_Exercise data_

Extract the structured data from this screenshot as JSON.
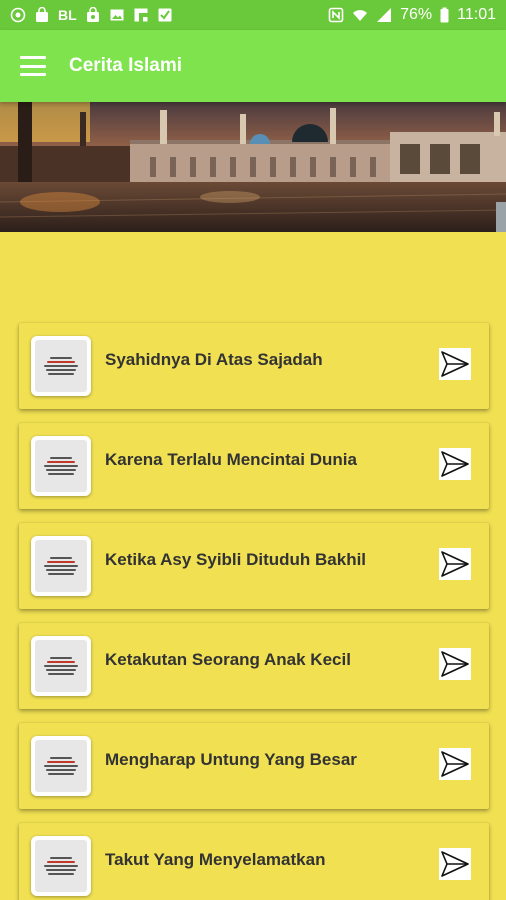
{
  "status_bar": {
    "left_icons": [
      "sim-status-icon",
      "bag-icon",
      "bl-text-icon",
      "shopping-bag-icon",
      "image-icon",
      "flipboard-icon",
      "tasks-icon"
    ],
    "bl_text": "BL",
    "nfc": "N",
    "battery": "76%",
    "time": "11:01"
  },
  "app_bar": {
    "title": "Cerita Islami"
  },
  "stories": [
    {
      "title": "Syahidnya Di Atas Sajadah"
    },
    {
      "title": "Karena Terlalu Mencintai Dunia"
    },
    {
      "title": "Ketika Asy Syibli Dituduh Bakhil"
    },
    {
      "title": "Ketakutan Seorang Anak Kecil"
    },
    {
      "title": "Mengharap Untung Yang Besar"
    },
    {
      "title": "Takut Yang Menyelamatkan"
    }
  ],
  "colors": {
    "status_bar": "#6ac93a",
    "app_bar": "#7ee34c",
    "background": "#f0e052"
  }
}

_Problem description_
Copy each line in the data that holds the word "title".

_Result for this task_
    "title": "Cerita Islami"
      "title": "Syahidnya Di Atas Sajadah"
      "title": "Karena Terlalu Mencintai Dunia"
      "title": "Ketika Asy Syibli Dituduh Bakhil"
      "title": "Ketakutan Seorang Anak Kecil"
      "title": "Mengharap Untung Yang Besar"
      "title": "Takut Yang Menyelamatkan"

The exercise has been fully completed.